* **STATED GOAL**
Answer with a number only: how many lines of the data contain "date"?

* **PROVIDED RECORDS**
• • • • •

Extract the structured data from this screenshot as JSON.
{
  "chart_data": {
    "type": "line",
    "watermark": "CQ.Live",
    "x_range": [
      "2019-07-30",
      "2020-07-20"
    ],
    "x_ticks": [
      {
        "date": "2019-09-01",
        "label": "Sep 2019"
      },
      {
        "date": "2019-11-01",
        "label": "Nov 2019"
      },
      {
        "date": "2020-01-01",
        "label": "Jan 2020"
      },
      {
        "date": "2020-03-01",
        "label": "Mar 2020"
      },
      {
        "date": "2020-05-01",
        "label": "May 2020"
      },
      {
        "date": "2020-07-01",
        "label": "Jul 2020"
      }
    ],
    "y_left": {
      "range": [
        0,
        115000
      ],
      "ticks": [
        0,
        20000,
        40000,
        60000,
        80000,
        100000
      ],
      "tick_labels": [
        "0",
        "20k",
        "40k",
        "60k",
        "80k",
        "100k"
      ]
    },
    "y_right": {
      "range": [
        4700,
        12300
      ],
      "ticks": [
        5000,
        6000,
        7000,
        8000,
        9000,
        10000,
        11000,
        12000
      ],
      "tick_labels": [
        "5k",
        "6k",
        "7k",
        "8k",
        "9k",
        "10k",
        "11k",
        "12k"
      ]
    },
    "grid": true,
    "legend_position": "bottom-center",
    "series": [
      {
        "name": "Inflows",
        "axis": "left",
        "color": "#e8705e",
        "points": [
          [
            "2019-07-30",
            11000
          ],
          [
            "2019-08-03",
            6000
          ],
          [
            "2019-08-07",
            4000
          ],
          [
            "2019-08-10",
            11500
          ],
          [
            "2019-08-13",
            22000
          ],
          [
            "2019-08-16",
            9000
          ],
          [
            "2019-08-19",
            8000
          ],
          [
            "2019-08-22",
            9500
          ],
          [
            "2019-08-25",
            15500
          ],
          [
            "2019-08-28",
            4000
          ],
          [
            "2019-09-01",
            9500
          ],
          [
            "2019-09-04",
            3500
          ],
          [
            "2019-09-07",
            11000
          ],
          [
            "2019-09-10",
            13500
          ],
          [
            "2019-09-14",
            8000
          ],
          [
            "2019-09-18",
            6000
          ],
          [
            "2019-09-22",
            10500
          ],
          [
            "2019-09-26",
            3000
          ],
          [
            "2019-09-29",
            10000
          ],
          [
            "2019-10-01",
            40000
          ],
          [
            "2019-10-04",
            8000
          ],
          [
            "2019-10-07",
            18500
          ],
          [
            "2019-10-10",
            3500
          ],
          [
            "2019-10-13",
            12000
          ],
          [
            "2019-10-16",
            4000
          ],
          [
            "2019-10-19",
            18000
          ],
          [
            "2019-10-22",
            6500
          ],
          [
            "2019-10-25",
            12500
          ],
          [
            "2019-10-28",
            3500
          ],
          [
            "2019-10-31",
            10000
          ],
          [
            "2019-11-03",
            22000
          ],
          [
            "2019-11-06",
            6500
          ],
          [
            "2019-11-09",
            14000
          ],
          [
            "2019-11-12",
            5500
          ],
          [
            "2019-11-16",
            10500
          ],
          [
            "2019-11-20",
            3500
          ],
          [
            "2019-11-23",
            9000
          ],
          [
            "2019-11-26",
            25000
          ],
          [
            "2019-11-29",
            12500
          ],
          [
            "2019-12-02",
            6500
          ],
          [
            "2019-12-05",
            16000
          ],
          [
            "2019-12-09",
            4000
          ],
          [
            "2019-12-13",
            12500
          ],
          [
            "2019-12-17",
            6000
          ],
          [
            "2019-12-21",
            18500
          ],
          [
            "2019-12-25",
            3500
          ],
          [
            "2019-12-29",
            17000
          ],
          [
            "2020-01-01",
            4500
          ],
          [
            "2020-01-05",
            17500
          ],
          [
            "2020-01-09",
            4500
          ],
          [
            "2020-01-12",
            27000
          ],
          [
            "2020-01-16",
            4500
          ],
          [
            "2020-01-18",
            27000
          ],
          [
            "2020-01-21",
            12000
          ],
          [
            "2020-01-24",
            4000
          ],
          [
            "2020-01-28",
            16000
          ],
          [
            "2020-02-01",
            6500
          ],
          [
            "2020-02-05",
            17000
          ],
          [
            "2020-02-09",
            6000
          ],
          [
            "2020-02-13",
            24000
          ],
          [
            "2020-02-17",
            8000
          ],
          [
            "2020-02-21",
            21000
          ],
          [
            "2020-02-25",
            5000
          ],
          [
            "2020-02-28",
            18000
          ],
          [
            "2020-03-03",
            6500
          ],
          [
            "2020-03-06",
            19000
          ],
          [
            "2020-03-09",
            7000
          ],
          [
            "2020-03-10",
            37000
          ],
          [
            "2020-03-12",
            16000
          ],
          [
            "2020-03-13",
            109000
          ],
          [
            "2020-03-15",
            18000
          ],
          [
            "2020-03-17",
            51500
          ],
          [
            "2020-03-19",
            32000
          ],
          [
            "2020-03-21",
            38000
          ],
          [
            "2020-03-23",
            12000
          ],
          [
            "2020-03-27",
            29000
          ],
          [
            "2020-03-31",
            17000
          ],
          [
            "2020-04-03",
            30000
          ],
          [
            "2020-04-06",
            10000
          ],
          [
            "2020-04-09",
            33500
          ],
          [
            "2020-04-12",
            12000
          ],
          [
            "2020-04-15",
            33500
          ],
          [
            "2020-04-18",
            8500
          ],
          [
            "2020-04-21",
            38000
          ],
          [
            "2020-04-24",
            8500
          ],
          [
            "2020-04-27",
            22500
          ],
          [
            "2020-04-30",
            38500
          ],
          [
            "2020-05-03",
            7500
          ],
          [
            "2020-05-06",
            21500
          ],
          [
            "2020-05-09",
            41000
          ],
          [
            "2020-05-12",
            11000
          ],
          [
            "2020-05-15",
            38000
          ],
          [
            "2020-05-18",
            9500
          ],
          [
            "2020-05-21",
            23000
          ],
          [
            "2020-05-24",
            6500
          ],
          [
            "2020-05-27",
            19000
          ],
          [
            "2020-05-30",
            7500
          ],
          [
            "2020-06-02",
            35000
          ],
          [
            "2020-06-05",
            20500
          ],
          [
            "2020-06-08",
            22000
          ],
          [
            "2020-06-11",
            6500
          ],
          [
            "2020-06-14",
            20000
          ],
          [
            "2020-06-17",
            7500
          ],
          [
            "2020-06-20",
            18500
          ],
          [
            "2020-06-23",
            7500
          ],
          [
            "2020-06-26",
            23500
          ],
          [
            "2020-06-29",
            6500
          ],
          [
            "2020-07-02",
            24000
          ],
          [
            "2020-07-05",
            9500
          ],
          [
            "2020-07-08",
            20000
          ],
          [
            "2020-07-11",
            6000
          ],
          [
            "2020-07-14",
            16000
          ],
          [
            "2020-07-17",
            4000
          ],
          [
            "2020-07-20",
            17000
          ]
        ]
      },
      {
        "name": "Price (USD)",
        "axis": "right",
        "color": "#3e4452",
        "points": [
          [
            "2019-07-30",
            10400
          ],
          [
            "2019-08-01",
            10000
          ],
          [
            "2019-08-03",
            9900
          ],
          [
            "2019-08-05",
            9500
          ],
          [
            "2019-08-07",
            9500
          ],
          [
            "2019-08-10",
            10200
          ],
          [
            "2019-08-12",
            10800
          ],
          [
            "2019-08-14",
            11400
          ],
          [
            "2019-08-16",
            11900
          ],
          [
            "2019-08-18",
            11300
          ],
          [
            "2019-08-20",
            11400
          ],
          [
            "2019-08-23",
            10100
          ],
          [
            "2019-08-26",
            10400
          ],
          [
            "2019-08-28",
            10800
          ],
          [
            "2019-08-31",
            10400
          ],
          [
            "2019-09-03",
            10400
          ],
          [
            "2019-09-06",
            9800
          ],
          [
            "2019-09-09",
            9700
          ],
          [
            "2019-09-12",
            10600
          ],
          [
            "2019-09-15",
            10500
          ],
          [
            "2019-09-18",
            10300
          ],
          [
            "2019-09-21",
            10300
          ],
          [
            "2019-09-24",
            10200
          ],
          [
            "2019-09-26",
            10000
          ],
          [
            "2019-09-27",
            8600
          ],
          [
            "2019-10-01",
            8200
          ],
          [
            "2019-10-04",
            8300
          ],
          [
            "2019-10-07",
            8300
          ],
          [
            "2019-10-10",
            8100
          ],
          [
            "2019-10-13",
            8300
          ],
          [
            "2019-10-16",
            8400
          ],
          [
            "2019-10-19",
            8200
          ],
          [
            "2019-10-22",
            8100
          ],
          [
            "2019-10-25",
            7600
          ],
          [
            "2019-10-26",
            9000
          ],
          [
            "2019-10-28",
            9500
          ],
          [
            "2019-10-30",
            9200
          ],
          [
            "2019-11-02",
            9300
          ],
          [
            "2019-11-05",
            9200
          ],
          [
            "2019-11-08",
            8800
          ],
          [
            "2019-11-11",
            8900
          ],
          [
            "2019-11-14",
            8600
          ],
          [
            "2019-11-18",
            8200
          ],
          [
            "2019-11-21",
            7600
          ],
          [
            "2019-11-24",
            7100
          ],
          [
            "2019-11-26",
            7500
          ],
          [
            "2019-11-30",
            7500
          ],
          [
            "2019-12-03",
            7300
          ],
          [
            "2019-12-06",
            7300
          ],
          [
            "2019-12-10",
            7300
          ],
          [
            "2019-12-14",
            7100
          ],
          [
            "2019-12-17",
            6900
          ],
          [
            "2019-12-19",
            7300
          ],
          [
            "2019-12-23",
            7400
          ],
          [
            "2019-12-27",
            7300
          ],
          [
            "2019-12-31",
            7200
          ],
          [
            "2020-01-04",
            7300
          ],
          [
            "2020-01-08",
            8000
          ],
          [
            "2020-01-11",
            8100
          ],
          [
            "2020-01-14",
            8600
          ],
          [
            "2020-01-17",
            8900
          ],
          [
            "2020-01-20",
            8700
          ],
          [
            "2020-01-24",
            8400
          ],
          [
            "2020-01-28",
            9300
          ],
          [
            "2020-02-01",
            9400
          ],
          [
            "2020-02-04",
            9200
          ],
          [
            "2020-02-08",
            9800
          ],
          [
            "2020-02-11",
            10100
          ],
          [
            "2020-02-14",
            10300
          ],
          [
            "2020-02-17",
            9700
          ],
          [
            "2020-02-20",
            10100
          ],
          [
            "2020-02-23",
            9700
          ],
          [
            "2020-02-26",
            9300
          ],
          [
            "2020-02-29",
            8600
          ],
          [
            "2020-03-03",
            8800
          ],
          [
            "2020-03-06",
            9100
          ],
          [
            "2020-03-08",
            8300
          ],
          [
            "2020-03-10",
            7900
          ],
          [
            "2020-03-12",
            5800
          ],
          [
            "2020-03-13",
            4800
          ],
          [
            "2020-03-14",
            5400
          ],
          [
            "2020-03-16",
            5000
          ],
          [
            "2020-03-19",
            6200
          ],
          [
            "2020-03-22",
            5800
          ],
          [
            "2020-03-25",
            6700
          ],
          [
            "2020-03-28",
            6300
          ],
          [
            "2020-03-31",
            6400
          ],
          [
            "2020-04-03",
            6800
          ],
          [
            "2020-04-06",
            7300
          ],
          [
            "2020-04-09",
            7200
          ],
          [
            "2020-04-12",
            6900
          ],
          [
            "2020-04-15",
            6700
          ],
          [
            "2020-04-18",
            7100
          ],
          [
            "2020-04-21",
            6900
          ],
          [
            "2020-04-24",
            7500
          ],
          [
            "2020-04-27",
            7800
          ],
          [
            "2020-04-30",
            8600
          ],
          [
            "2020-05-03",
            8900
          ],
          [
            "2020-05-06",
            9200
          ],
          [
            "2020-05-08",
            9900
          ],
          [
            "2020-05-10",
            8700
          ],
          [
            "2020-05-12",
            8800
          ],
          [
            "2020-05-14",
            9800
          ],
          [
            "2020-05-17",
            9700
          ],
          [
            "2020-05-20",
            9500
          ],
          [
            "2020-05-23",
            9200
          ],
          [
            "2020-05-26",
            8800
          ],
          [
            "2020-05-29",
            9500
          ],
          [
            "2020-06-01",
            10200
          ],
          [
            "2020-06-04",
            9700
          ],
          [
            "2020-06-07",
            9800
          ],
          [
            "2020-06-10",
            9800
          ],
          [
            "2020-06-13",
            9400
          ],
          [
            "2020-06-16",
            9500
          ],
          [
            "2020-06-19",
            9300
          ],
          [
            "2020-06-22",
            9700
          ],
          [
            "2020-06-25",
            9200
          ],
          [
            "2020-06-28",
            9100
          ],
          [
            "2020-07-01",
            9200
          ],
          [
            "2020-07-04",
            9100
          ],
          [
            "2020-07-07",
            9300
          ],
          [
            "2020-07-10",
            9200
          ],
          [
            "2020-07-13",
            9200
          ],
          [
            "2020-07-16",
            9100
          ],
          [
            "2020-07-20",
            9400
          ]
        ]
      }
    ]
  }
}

• • • • •

* **ANSWER TO THIS PROBLEM**
6